=== Extracted text ===
High-throughput diversification of protein-ligand surfaces to discover chemical inducers of proximity

Chemical inducers of proximity (CIPs) stabilize biomolecular interactions, often causing an emergent rewiring of cellular biochemistry. While rational design strategies can expedite the discovery of heterobifunctional CIPs, monovalent, molecular glue-like CIPs have relied predominantly on serendipity. Envisioning a prospective approach to discover molecular glues for a pre-selected target, we hypothesized that pre-existing ligands could be systematically decorated with chemical modifications to empirically discover protein-ligand surfaces that are tuned to cooperatively engage another protein interface. Here, we used sulfur(VI)-fluoride exchange (SuFEx)-based high-throughput chemistry (HTC) to install 3,163 structurally diverse chemical building blocks onto ENL and BRD4 ligands and then screened the crude products for degrader activity. This revealed dHTC1, a potent, selective, and stereochemistry-dependent degrader of ENL. It recruits CRL4 ^CRBN to ENL through an extended interface of protein-protein and protein-ligand contacts, but only after pre-forming the ENL:dHTC1 complex. We also characterized two structurally distinct BRD4 degraders, including dHTC3, a molecular glue that selectively dimerizes the first bromodomain of BRD4 to SCF ^FBXO3 , an E3 ligase not previously accessible for chemical rewiring. Altogether, this study introduces HTC as a facile tool to discover new CIPs and actionable cellular effectors of proximity pharmacology.

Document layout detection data
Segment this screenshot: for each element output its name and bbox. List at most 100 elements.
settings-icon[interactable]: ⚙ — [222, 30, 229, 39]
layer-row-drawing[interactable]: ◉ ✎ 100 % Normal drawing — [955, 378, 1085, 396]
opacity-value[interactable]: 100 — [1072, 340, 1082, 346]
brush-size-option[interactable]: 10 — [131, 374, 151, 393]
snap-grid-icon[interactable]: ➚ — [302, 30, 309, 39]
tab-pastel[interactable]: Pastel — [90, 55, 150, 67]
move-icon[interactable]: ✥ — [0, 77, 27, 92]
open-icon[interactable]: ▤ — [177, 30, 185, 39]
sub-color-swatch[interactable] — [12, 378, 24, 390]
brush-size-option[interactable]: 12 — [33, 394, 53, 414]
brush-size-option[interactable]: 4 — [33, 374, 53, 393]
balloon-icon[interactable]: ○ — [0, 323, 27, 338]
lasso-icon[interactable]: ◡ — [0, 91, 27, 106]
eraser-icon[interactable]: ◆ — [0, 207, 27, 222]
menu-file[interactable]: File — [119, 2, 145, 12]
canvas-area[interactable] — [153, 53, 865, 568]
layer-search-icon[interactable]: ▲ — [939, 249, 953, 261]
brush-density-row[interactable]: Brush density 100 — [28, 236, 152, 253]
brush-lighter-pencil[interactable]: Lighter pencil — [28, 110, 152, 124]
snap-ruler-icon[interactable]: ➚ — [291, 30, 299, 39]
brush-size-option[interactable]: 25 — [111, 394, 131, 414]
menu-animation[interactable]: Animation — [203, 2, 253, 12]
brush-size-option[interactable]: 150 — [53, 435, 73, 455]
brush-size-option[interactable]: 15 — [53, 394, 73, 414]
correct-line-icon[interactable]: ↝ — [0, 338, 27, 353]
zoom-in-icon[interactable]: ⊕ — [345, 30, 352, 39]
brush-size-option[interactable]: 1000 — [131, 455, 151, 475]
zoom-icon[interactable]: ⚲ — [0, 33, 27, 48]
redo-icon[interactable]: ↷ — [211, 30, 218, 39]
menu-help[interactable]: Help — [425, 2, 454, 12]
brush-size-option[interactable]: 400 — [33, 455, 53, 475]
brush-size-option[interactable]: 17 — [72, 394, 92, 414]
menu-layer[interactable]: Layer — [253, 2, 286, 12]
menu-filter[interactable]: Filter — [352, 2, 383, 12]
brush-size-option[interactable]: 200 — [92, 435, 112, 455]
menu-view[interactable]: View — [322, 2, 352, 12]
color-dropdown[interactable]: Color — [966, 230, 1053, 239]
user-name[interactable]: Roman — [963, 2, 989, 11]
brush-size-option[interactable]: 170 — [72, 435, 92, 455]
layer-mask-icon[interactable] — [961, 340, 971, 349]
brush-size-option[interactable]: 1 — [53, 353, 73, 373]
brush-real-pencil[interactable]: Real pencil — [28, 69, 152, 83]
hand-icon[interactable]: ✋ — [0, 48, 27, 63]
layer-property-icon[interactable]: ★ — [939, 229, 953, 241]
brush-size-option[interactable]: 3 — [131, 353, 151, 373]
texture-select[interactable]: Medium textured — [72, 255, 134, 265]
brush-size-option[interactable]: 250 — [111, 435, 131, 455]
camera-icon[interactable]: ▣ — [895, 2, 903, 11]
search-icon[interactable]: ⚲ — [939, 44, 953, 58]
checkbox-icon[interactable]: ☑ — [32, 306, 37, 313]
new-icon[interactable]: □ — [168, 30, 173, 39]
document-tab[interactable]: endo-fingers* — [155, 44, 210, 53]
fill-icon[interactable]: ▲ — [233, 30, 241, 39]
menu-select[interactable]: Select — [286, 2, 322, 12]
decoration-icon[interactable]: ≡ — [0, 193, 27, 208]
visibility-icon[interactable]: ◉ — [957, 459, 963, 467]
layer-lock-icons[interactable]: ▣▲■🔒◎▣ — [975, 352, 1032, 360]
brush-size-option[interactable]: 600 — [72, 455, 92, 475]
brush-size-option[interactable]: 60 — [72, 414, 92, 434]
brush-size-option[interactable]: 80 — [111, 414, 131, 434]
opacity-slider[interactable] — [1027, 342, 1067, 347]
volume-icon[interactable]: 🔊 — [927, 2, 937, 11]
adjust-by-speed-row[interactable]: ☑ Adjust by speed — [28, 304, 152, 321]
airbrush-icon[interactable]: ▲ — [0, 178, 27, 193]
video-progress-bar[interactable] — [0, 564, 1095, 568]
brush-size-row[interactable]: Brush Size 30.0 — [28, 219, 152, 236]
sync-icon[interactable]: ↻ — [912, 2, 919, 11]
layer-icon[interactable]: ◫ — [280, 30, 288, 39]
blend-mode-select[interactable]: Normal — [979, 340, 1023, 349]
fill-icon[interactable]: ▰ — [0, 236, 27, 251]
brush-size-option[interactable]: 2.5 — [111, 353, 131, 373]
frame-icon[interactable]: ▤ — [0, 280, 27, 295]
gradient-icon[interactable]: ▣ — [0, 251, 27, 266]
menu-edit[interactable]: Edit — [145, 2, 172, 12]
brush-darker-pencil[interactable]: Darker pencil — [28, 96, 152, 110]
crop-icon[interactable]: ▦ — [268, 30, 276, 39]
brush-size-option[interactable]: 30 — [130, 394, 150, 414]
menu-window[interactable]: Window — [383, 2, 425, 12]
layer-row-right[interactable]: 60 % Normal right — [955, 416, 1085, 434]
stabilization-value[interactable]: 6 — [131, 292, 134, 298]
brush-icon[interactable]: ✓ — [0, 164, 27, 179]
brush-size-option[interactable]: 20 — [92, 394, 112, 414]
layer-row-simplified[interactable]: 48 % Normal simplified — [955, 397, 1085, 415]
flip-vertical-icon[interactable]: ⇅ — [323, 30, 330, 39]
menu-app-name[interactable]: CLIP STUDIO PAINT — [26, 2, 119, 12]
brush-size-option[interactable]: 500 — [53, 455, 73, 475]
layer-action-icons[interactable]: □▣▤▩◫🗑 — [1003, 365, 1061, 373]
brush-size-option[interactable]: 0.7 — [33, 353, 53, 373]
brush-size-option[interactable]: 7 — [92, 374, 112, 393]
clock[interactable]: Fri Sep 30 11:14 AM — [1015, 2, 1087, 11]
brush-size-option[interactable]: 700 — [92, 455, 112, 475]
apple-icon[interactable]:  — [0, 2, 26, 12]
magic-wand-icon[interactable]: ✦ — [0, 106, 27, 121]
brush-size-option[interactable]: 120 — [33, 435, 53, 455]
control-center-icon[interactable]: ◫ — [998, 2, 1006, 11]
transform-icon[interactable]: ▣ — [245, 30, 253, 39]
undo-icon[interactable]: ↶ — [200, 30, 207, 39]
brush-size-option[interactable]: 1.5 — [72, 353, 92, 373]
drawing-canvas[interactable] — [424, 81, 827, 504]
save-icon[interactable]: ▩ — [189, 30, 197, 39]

=== Required action ===
According to the abstract on chemical inducers of proximity, how many chemical building blocks were installed onto the ENL and BRD4 ligands? The items have no connection to the abstract on protein-ligand surfaces.

=== Response area ===
3,163